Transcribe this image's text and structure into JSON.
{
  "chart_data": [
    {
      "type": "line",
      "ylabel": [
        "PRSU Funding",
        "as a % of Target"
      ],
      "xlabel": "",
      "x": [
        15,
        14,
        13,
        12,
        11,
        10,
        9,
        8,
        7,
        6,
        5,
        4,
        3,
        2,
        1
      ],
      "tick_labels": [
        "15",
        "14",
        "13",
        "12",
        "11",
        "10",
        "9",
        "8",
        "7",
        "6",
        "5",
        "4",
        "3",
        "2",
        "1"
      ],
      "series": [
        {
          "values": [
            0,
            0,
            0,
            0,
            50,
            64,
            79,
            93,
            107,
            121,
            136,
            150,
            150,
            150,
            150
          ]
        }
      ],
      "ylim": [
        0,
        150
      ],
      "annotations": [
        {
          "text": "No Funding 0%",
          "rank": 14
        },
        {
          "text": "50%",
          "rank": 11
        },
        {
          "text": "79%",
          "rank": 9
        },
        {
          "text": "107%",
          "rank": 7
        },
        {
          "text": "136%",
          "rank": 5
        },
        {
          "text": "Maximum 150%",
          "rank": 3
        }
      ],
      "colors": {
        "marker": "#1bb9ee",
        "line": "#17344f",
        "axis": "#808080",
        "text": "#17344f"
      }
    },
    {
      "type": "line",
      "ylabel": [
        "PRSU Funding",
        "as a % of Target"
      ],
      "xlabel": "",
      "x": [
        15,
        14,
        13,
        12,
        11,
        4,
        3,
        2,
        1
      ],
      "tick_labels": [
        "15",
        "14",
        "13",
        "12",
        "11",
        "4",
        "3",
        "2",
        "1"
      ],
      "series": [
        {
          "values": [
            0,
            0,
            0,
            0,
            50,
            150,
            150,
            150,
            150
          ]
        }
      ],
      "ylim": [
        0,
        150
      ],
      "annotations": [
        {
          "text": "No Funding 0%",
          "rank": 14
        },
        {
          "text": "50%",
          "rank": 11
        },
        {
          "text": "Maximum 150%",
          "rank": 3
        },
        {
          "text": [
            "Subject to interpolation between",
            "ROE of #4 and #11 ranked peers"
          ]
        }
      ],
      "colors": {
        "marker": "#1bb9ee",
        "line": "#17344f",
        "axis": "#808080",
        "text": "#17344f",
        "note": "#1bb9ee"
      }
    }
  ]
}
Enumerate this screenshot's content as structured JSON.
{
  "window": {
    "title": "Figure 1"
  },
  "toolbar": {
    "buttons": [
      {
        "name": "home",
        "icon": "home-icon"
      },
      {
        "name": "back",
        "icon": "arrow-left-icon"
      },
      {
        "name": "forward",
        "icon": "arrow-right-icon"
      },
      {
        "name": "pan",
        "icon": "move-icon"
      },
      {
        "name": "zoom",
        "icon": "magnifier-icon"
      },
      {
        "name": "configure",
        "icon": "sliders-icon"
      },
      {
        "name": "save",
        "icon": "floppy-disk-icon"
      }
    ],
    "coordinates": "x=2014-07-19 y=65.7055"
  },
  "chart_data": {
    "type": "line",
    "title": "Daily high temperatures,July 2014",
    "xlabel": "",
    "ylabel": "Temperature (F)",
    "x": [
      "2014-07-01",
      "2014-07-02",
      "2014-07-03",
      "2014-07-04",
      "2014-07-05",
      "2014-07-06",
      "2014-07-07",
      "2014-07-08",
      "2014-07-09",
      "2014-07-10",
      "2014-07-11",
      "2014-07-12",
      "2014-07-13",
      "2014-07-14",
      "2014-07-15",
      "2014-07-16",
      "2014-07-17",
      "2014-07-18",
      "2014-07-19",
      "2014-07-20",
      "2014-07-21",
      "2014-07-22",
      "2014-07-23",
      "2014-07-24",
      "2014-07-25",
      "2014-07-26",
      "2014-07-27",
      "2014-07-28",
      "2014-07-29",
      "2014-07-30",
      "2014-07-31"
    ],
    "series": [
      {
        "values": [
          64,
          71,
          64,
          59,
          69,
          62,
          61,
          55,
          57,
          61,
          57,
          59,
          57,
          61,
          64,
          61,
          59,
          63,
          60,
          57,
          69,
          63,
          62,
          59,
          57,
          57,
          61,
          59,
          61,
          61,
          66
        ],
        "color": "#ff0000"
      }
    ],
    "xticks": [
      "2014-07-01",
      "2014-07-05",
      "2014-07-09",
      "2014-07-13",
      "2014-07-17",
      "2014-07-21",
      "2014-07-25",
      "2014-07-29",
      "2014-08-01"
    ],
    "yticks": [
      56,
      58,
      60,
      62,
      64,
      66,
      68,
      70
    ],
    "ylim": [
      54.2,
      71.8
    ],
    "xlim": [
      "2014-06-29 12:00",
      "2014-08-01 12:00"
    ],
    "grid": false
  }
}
§
Locate the string "this" in the listing above and copy every line where it occurs.

**RESPONSE**:
Transcribe this image's text and structure into JSON.
Enumerate this screenshot's content as structured JSON.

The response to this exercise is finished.